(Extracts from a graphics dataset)

►

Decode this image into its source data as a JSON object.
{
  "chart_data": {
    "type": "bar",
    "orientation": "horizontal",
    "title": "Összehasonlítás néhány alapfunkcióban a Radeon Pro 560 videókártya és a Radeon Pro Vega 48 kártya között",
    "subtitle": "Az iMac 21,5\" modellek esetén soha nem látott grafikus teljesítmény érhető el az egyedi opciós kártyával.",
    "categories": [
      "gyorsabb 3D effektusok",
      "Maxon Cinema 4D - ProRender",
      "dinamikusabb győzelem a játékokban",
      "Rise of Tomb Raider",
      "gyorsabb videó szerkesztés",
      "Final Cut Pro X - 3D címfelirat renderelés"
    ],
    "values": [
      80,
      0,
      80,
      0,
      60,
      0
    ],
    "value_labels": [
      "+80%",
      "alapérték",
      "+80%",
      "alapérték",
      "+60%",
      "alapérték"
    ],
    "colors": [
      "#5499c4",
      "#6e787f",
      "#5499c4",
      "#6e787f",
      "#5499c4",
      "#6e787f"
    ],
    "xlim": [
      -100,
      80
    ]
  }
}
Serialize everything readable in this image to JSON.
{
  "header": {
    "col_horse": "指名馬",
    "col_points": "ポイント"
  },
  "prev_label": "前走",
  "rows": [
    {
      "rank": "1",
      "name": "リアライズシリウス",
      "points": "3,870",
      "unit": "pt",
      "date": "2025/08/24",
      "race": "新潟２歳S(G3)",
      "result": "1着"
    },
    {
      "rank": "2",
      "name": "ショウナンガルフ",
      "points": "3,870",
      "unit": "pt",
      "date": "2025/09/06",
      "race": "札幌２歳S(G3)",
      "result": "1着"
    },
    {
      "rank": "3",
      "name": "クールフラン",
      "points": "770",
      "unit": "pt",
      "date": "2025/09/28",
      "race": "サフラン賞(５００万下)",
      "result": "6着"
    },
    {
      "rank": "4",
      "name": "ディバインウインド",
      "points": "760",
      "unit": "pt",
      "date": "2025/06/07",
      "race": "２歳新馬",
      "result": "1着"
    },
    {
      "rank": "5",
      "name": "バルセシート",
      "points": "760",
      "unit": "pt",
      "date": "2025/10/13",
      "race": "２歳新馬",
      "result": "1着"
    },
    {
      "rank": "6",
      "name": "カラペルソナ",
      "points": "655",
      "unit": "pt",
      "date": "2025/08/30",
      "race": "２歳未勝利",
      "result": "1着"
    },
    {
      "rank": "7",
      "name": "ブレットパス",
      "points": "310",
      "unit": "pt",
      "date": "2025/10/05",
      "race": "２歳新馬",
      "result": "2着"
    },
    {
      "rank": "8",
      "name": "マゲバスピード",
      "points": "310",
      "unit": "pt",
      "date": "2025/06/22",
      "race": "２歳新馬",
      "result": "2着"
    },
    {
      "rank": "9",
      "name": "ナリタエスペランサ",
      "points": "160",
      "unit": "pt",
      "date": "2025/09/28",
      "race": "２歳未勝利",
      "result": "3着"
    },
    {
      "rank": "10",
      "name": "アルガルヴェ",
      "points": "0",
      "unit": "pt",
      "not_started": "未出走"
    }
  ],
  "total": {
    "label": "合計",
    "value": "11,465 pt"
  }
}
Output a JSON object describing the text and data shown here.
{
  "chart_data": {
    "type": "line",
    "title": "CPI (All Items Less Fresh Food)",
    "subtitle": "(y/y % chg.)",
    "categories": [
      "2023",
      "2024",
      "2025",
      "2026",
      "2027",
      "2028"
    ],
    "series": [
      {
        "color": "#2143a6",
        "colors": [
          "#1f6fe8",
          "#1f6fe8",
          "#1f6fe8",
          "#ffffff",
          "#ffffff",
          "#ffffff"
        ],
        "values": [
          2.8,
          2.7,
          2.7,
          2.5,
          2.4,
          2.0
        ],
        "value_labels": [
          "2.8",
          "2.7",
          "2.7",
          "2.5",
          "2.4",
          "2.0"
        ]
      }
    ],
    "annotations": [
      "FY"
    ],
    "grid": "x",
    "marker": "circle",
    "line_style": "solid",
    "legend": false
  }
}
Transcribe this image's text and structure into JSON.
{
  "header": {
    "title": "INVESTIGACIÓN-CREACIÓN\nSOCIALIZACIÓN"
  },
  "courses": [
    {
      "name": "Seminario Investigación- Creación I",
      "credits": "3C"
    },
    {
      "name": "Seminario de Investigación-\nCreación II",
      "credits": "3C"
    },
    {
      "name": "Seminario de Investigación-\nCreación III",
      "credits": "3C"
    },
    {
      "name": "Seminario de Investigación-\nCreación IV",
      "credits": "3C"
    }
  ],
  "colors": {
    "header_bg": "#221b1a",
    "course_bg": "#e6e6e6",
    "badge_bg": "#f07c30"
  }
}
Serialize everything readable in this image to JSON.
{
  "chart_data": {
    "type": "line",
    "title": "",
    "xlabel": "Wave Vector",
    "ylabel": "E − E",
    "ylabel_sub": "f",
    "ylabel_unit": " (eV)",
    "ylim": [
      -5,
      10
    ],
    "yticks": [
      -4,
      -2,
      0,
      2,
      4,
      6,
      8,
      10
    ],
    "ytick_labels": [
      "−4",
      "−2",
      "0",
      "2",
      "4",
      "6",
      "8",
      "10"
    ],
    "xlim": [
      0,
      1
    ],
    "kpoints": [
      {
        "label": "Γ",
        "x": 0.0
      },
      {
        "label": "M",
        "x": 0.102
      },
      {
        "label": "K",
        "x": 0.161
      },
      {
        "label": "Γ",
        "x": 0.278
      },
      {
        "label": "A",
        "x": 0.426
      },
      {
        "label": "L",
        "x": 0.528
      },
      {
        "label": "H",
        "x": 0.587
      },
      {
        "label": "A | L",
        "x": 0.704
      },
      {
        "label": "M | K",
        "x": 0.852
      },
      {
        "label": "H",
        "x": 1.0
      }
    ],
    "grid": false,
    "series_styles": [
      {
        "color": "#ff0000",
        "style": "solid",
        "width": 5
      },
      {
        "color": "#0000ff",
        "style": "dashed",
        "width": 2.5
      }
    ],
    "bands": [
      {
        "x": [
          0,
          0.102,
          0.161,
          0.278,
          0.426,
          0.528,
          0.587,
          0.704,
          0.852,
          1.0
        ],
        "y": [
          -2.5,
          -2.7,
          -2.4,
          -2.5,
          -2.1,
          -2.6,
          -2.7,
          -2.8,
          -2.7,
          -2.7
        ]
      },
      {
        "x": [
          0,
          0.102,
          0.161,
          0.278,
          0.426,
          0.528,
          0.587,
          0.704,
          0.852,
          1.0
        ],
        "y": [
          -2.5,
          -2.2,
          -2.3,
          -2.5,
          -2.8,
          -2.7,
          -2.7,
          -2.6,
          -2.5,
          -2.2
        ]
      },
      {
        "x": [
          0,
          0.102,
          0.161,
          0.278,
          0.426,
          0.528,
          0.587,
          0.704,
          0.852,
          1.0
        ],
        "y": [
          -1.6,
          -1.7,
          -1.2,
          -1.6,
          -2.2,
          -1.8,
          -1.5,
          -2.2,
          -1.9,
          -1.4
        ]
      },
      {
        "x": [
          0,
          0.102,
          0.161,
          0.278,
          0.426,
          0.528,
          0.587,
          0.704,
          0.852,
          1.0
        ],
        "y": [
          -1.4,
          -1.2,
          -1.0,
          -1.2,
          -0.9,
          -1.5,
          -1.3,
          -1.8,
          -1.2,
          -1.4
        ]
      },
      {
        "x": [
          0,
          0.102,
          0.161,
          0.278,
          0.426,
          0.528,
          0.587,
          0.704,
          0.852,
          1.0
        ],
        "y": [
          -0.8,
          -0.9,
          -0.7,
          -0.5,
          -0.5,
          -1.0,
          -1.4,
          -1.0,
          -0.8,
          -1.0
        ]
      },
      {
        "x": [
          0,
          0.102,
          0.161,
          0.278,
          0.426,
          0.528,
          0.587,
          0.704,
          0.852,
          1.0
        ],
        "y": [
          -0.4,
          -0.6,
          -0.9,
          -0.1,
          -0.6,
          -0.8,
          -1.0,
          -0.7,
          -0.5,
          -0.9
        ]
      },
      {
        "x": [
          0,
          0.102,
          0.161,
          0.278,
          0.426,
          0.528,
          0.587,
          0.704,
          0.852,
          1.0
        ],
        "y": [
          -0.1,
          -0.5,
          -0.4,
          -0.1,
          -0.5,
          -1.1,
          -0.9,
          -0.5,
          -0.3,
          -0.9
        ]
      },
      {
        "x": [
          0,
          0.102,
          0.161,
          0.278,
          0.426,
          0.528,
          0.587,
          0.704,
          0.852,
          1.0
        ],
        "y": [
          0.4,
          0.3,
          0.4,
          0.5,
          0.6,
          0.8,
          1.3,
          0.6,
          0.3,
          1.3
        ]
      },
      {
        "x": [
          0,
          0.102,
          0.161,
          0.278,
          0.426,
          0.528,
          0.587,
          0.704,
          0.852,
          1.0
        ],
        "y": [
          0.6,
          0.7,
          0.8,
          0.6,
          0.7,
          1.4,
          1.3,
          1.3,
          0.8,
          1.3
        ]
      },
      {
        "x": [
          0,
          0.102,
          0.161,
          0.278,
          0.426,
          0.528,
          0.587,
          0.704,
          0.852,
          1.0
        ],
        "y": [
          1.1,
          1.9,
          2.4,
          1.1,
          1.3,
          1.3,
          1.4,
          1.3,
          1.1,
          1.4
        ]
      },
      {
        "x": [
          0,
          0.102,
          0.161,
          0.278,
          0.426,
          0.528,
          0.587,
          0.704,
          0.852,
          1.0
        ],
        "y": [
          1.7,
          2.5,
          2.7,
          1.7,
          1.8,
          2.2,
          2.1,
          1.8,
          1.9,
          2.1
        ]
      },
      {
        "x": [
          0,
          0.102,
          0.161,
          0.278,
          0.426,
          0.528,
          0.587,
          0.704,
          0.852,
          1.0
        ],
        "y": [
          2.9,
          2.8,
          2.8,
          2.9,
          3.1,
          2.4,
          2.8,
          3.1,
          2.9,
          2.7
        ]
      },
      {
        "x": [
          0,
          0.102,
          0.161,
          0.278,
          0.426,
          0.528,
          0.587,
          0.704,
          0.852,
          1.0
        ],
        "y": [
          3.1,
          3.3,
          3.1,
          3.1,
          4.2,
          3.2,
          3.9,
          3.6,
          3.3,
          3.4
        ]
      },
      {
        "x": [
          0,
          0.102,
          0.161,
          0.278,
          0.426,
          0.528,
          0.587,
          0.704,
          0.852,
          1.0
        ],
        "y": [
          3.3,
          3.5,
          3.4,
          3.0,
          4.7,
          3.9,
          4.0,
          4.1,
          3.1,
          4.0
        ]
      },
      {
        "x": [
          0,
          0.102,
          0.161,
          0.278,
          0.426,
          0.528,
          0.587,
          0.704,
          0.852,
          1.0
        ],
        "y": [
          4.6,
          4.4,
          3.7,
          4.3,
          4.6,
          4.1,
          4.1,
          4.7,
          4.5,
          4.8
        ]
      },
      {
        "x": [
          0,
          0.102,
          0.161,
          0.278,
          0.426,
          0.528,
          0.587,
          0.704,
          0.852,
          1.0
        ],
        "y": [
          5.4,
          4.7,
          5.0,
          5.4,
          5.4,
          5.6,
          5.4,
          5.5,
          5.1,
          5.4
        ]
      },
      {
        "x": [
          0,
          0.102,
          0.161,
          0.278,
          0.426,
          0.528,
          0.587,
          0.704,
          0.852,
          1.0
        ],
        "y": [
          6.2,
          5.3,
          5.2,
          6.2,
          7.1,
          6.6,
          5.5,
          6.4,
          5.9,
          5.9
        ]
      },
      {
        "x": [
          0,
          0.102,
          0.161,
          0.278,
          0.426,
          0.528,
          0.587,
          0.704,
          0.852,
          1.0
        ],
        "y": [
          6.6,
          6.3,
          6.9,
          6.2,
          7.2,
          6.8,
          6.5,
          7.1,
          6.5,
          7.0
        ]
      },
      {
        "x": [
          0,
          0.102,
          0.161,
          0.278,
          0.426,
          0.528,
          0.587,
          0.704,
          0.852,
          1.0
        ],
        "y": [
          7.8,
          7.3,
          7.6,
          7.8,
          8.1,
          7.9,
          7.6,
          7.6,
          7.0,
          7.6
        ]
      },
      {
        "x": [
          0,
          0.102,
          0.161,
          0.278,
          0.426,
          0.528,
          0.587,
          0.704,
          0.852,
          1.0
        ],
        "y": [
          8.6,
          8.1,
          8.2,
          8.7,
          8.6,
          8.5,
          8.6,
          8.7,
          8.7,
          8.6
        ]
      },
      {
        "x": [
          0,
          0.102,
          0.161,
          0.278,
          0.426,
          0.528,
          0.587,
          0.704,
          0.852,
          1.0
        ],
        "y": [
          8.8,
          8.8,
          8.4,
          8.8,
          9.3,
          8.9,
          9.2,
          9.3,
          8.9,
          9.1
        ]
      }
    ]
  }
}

◄

**EXERCISE**
Where a line in the entries holds "rank", copy that line.

**FULL SOLUTION**
      "rank": "1",
      "rank": "2",
      "rank": "3",
      "rank": "4",
      "rank": "5",
      "rank": "6",
      "rank": "7",
      "rank": "8",
      "rank": "9",
      "rank": "10",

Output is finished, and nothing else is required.